* Start GIVEN RECORDS *
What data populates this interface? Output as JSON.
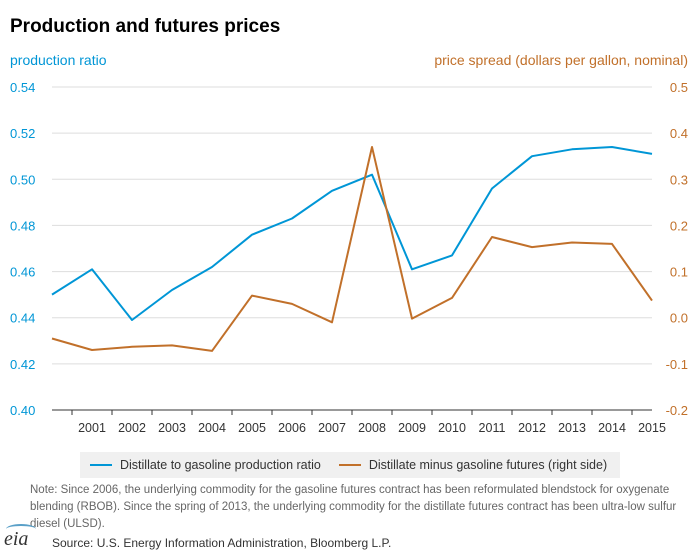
{
  "chart_data": {
    "type": "line",
    "title": "Production and futures prices",
    "x": [
      "2000",
      "2001",
      "2002",
      "2003",
      "2004",
      "2005",
      "2006",
      "2007",
      "2008",
      "2009",
      "2010",
      "2011",
      "2012",
      "2013",
      "2014",
      "2015"
    ],
    "x_tick_labels": [
      "2001",
      "2002",
      "2003",
      "2004",
      "2005",
      "2006",
      "2007",
      "2008",
      "2009",
      "2010",
      "2011",
      "2012",
      "2013",
      "2014",
      "2015"
    ],
    "y_left": {
      "label": "production ratio",
      "range": [
        0.4,
        0.54
      ],
      "ticks": [
        "0.40",
        "0.42",
        "0.44",
        "0.46",
        "0.48",
        "0.50",
        "0.52",
        "0.54"
      ],
      "tick_values": [
        0.4,
        0.42,
        0.44,
        0.46,
        0.48,
        0.5,
        0.52,
        0.54
      ]
    },
    "y_right": {
      "label": "price spread (dollars per gallon, nominal)",
      "range": [
        -0.2,
        0.5
      ],
      "ticks": [
        "-0.2",
        "-0.1",
        "0.0",
        "0.1",
        "0.2",
        "0.3",
        "0.4",
        "0.5"
      ],
      "tick_values": [
        -0.2,
        -0.1,
        0.0,
        0.1,
        0.2,
        0.3,
        0.4,
        0.5
      ]
    },
    "grid": true,
    "series": [
      {
        "name": "Distillate to gasoline production ratio",
        "axis": "left",
        "color": "#0096d6",
        "values": [
          0.45,
          0.461,
          0.439,
          0.452,
          0.462,
          0.476,
          0.483,
          0.495,
          0.502,
          0.461,
          0.467,
          0.496,
          0.51,
          0.513,
          0.514,
          0.511
        ]
      },
      {
        "name": "Distillate minus gasoline futures (right side)",
        "axis": "right",
        "color": "#c1702a",
        "values": [
          -0.045,
          -0.07,
          -0.063,
          -0.06,
          -0.072,
          0.048,
          0.03,
          -0.01,
          0.37,
          -0.002,
          0.043,
          0.175,
          0.153,
          0.163,
          0.16,
          0.037
        ]
      }
    ],
    "legend_position": "bottom"
  },
  "legend": {
    "item1": "Distillate to gasoline production ratio",
    "item2": "Distillate minus gasoline futures (right side)"
  },
  "note": "Note: Since 2006, the underlying commodity for the gasoline futures contract has been reformulated blendstock for oxygenate blending (RBOB). Since the spring of 2013, the underlying commodity for the distillate futures contract has been ultra-low sulfur diesel (ULSD).",
  "source": "Source: U.S. Energy Information Administration, Bloomberg L.P.",
  "logo": "eia",
  "colors": {
    "left_axis": "#0096d6",
    "right_axis": "#c1702a",
    "grid": "#dddddd"
  }
}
* End GIVEN RECORDS *
DO THIS.
Without including any pictures, reproduce the listing exactly.

ANSWER.
What data populates this interface? Output as JSON.
{
  "chart_data": {
    "type": "line",
    "title": "Production and futures prices",
    "x": [
      "2000",
      "2001",
      "2002",
      "2003",
      "2004",
      "2005",
      "2006",
      "2007",
      "2008",
      "2009",
      "2010",
      "2011",
      "2012",
      "2013",
      "2014",
      "2015"
    ],
    "x_tick_labels": [
      "2001",
      "2002",
      "2003",
      "2004",
      "2005",
      "2006",
      "2007",
      "2008",
      "2009",
      "2010",
      "2011",
      "2012",
      "2013",
      "2014",
      "2015"
    ],
    "y_left": {
      "label": "production ratio",
      "range": [
        0.4,
        0.54
      ],
      "ticks": [
        "0.40",
        "0.42",
        "0.44",
        "0.46",
        "0.48",
        "0.50",
        "0.52",
        "0.54"
      ],
      "tick_values": [
        0.4,
        0.42,
        0.44,
        0.46,
        0.48,
        0.5,
        0.52,
        0.54
      ]
    },
    "y_right": {
      "label": "price spread (dollars per gallon, nominal)",
      "range": [
        -0.2,
        0.5
      ],
      "ticks": [
        "-0.2",
        "-0.1",
        "0.0",
        "0.1",
        "0.2",
        "0.3",
        "0.4",
        "0.5"
      ],
      "tick_values": [
        -0.2,
        -0.1,
        0.0,
        0.1,
        0.2,
        0.3,
        0.4,
        0.5
      ]
    },
    "grid": true,
    "series": [
      {
        "name": "Distillate to gasoline production ratio",
        "axis": "left",
        "color": "#0096d6",
        "values": [
          0.45,
          0.461,
          0.439,
          0.452,
          0.462,
          0.476,
          0.483,
          0.495,
          0.502,
          0.461,
          0.467,
          0.496,
          0.51,
          0.513,
          0.514,
          0.511
        ]
      },
      {
        "name": "Distillate minus gasoline futures (right side)",
        "axis": "right",
        "color": "#c1702a",
        "values": [
          -0.045,
          -0.07,
          -0.063,
          -0.06,
          -0.072,
          0.048,
          0.03,
          -0.01,
          0.37,
          -0.002,
          0.043,
          0.175,
          0.153,
          0.163,
          0.16,
          0.037
        ]
      }
    ],
    "legend_position": "bottom"
  },
  "legend": {
    "item1": "Distillate to gasoline production ratio",
    "item2": "Distillate minus gasoline futures (right side)"
  },
  "note": "Note: Since 2006, the underlying commodity for the gasoline futures contract has been reformulated blendstock for oxygenate blending (RBOB). Since the spring of 2013, the underlying commodity for the distillate futures contract has been ultra-low sulfur diesel (ULSD).",
  "source": "Source: U.S. Energy Information Administration, Bloomberg L.P.",
  "logo": "eia",
  "colors": {
    "left_axis": "#0096d6",
    "right_axis": "#c1702a",
    "grid": "#dddddd"
  }
}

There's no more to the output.